:: Data entries
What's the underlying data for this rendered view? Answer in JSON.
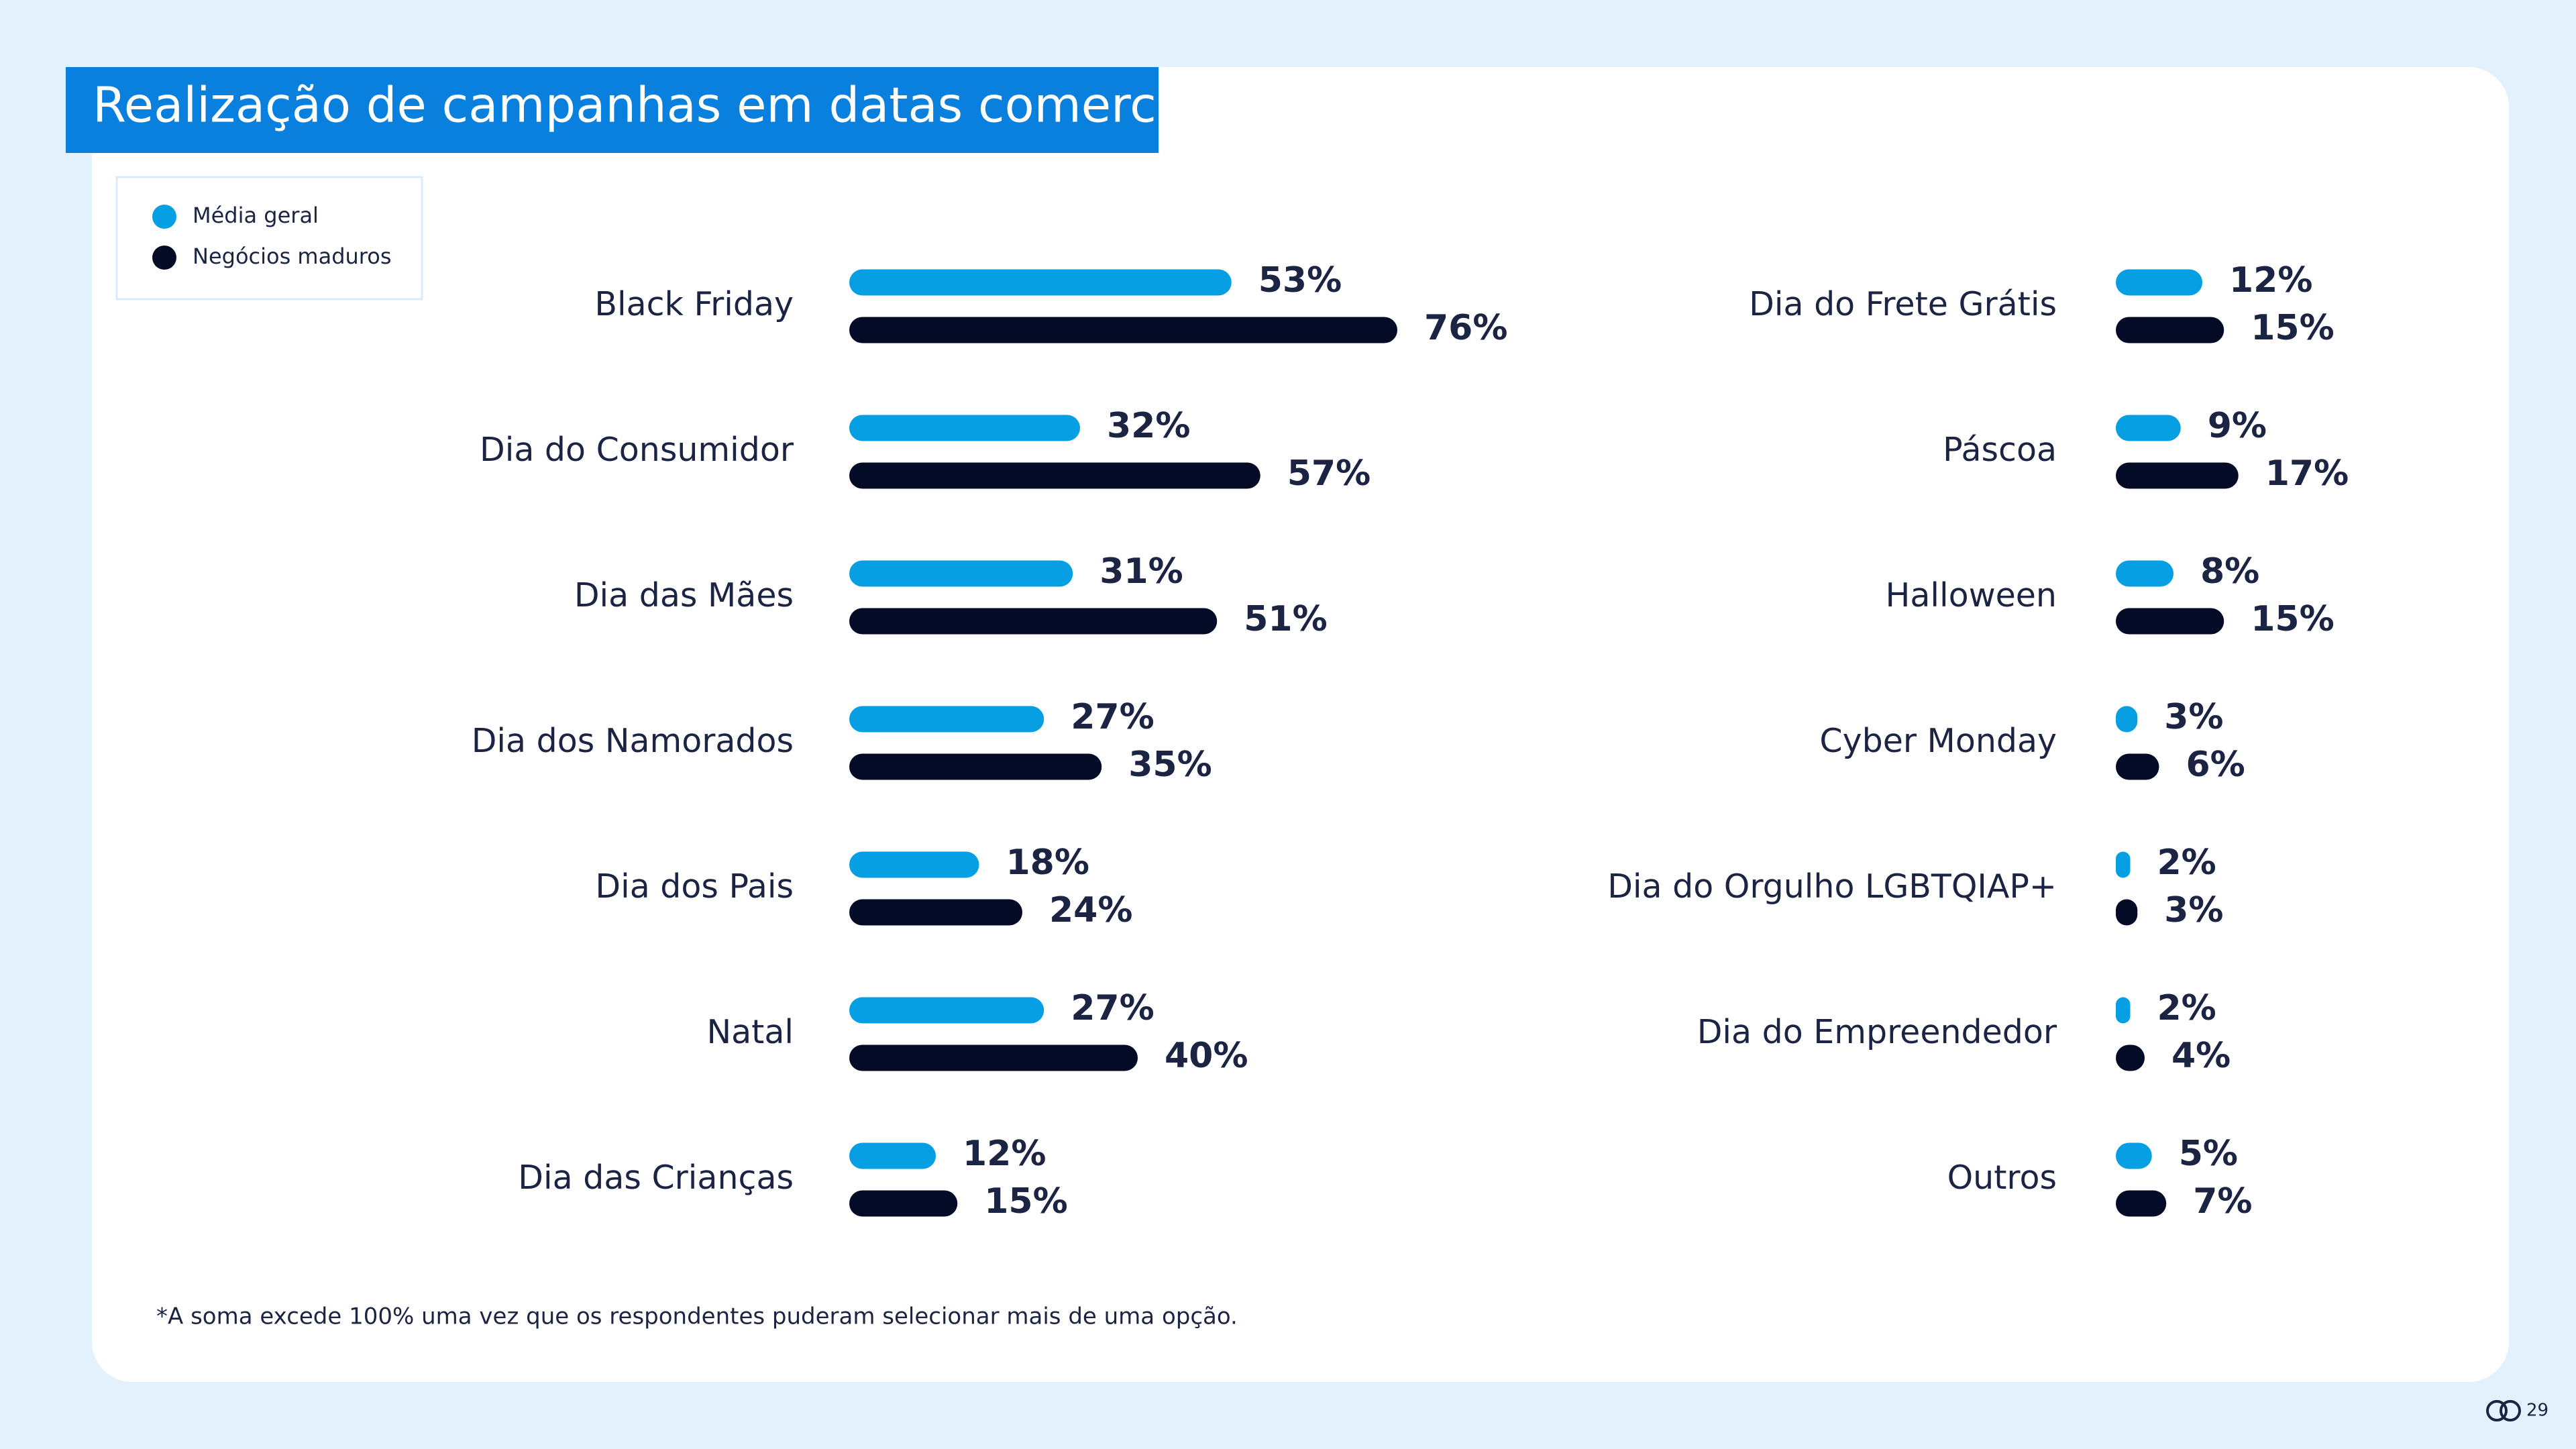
{
  "title": "Realização de campanhas em datas comerciais",
  "footnote": "*A soma excede 100% uma vez que os respondentes puderam selecionar mais de uma opção.",
  "page_number": "29",
  "chart_data": [
    {
      "type": "bar",
      "orientation": "horizontal",
      "categories": [
        "Black Friday",
        "Dia do Consumidor",
        "Dia das Mães",
        "Dia dos Namorados",
        "Dia dos Pais",
        "Natal",
        "Dia das Crianças"
      ],
      "series": [
        {
          "name": "Média geral",
          "color": "#079fe3",
          "values": [
            53,
            32,
            31,
            27,
            18,
            27,
            12
          ],
          "value_labels": [
            "53%",
            "32%",
            "31%",
            "27%",
            "18%",
            "27%",
            "12%"
          ]
        },
        {
          "name": "Negócios maduros",
          "color": "#040b26",
          "values": [
            76,
            57,
            51,
            35,
            24,
            40,
            15
          ],
          "value_labels": [
            "76%",
            "57%",
            "51%",
            "35%",
            "24%",
            "40%",
            "15%"
          ]
        }
      ]
    },
    {
      "type": "bar",
      "orientation": "horizontal",
      "categories": [
        "Dia do Frete Grátis",
        "Páscoa",
        "Halloween",
        "Cyber Monday",
        "Dia do Orgulho LGBTQIAP+",
        "Dia do Empreendedor",
        "Outros"
      ],
      "series": [
        {
          "name": "Média geral",
          "color": "#079fe3",
          "values": [
            12,
            9,
            8,
            3,
            2,
            2,
            5
          ],
          "value_labels": [
            "12%",
            "9%",
            "8%",
            "3%",
            "2%",
            "2%",
            "5%"
          ]
        },
        {
          "name": "Negócios maduros",
          "color": "#040b26",
          "values": [
            15,
            17,
            15,
            6,
            3,
            4,
            7
          ],
          "value_labels": [
            "15%",
            "17%",
            "15%",
            "6%",
            "3%",
            "4%",
            "7%"
          ]
        }
      ]
    }
  ]
}
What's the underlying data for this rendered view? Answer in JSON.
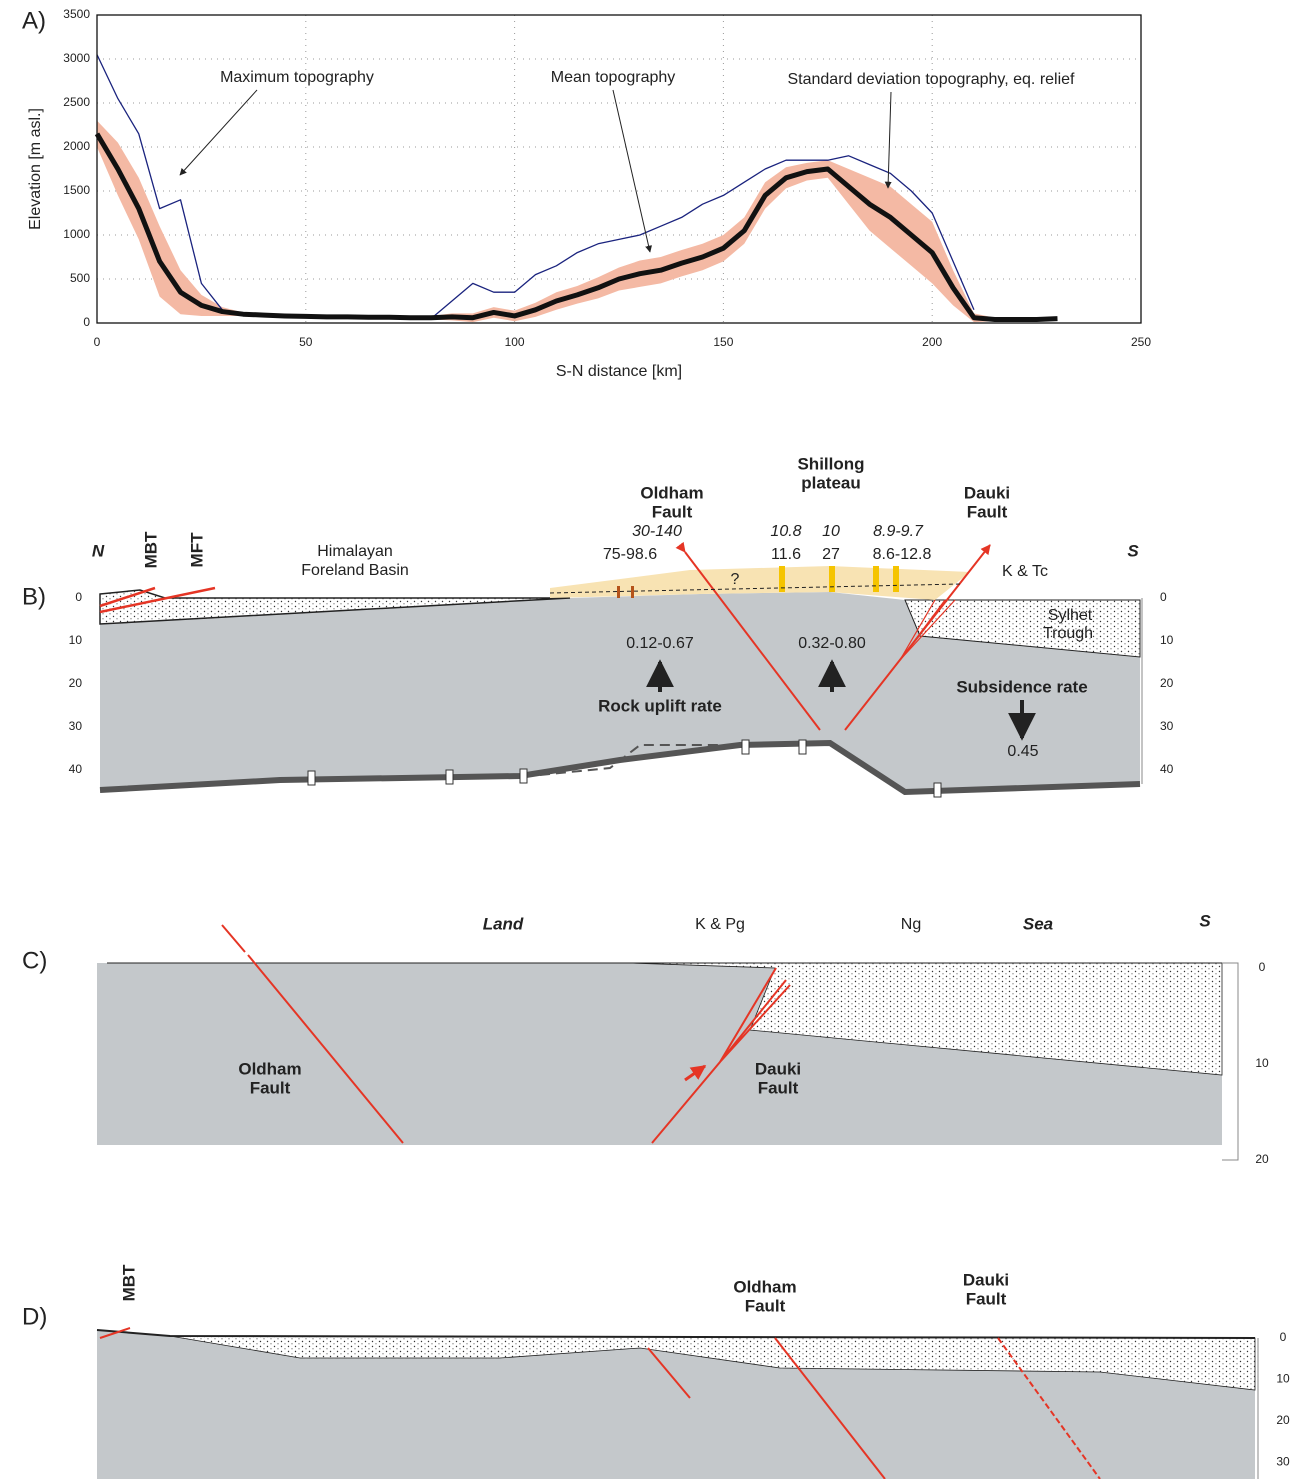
{
  "chart_data": {
    "type": "line",
    "xlabel": "S-N distance [km]",
    "ylabel": "Elevation [m asl.]",
    "x": [
      0,
      5,
      10,
      15,
      20,
      25,
      30,
      35,
      40,
      45,
      50,
      55,
      60,
      65,
      70,
      75,
      80,
      85,
      90,
      95,
      100,
      105,
      110,
      115,
      120,
      125,
      130,
      135,
      140,
      145,
      150,
      155,
      160,
      165,
      170,
      175,
      180,
      185,
      190,
      195,
      200,
      205,
      210,
      215,
      220,
      225,
      230
    ],
    "series": [
      {
        "name": "Maximum topography",
        "color": "#1a237e",
        "values": [
          3050,
          2550,
          2150,
          1300,
          1400,
          450,
          150,
          null,
          null,
          null,
          null,
          null,
          null,
          null,
          null,
          null,
          50,
          250,
          450,
          350,
          350,
          550,
          650,
          800,
          900,
          950,
          1000,
          1100,
          1200,
          1350,
          1450,
          1600,
          1750,
          1850,
          1850,
          1850,
          1900,
          1800,
          1700,
          1500,
          1250,
          700,
          150,
          null,
          null,
          null,
          null
        ]
      },
      {
        "name": "Mean topography",
        "color": "#111111",
        "values": [
          2150,
          1750,
          1300,
          700,
          350,
          200,
          130,
          100,
          90,
          80,
          75,
          70,
          70,
          65,
          65,
          60,
          60,
          70,
          60,
          120,
          80,
          150,
          250,
          320,
          400,
          500,
          560,
          600,
          680,
          750,
          850,
          1050,
          1450,
          1650,
          1720,
          1750,
          1550,
          1350,
          1200,
          1000,
          800,
          400,
          60,
          40,
          40,
          40,
          50
        ]
      },
      {
        "name": "Standard deviation topography, eq. relief",
        "color": "#f4b9a4",
        "values": [
          150,
          300,
          350,
          400,
          250,
          120,
          50,
          20,
          20,
          20,
          20,
          20,
          20,
          20,
          20,
          20,
          20,
          40,
          50,
          60,
          60,
          80,
          100,
          100,
          120,
          130,
          150,
          150,
          150,
          150,
          150,
          150,
          150,
          120,
          100,
          100,
          200,
          300,
          350,
          350,
          350,
          200,
          50,
          20,
          20,
          20,
          20
        ]
      }
    ],
    "xlim": [
      0,
      250
    ],
    "xticks": [
      0,
      50,
      100,
      150,
      200,
      250
    ],
    "ylim": [
      0,
      3500
    ],
    "yticks": [
      0,
      500,
      1000,
      1500,
      2000,
      2500,
      3000,
      3500
    ],
    "grid": true
  },
  "panel_labels": [
    "A)",
    "B)",
    "C)",
    "D)"
  ],
  "panel_b": {
    "north": "N",
    "mbt": "MBT",
    "mft": "MFT",
    "basin": [
      "Himalayan",
      "Foreland Basin"
    ],
    "oldham_fault": [
      "Oldham",
      "Fault"
    ],
    "shillong": [
      "Shillong",
      "plateau"
    ],
    "dauki_fault": [
      "Dauki",
      "Fault"
    ],
    "south": "S",
    "ages_italic": [
      "30-140",
      "10.8",
      "10",
      "8.9-9.7"
    ],
    "ages": [
      "75-98.6",
      "11.6",
      "27",
      "8.6-12.8"
    ],
    "question": "?",
    "k_tc": "K & Tc",
    "sylhet": [
      "Sylhet",
      "Trough"
    ],
    "uplift_rates": [
      "0.12-0.67",
      "0.32-0.80"
    ],
    "uplift_label": "Rock uplift rate",
    "subsidence_label": "Subsidence rate",
    "subsidence": "0.45",
    "depth_ticks": [
      0,
      10,
      20,
      30,
      40
    ]
  },
  "panel_c": {
    "land": "Land",
    "k_pg": "K & Pg",
    "ng": "Ng",
    "sea": "Sea",
    "south": "S",
    "oldham_fault": [
      "Oldham",
      "Fault"
    ],
    "dauki_fault": [
      "Dauki",
      "Fault"
    ],
    "depth_ticks": [
      0,
      10,
      20
    ]
  },
  "panel_d": {
    "mbt": "MBT",
    "oldham_fault": [
      "Oldham",
      "Fault"
    ],
    "dauki_fault": [
      "Dauki",
      "Fault"
    ],
    "depth_ticks": [
      0,
      10,
      20,
      30
    ]
  }
}
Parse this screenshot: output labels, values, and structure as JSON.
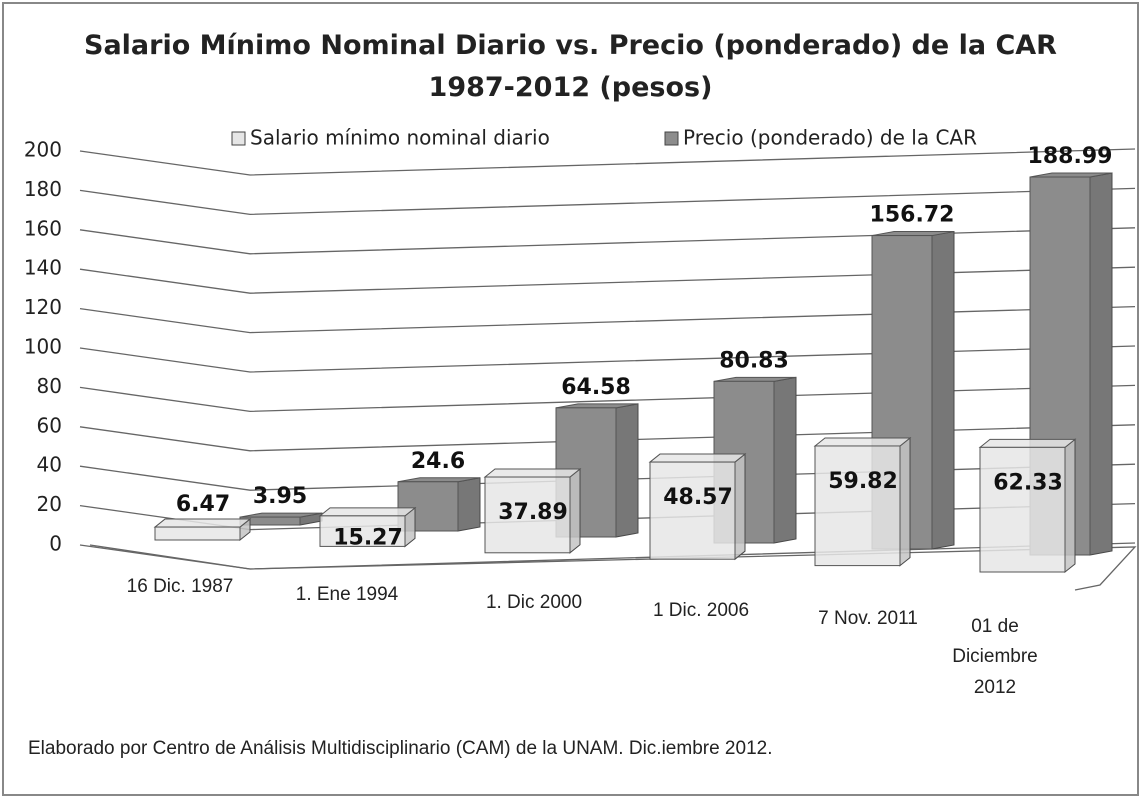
::::
Instructions for the task>
Looking at the data above, show all lines where the word "topography" occurs.

Answer below>
        "name": "Maximum topography",
        "name": "Mean topography",
        "name": "Standard deviation topography, eq. relief",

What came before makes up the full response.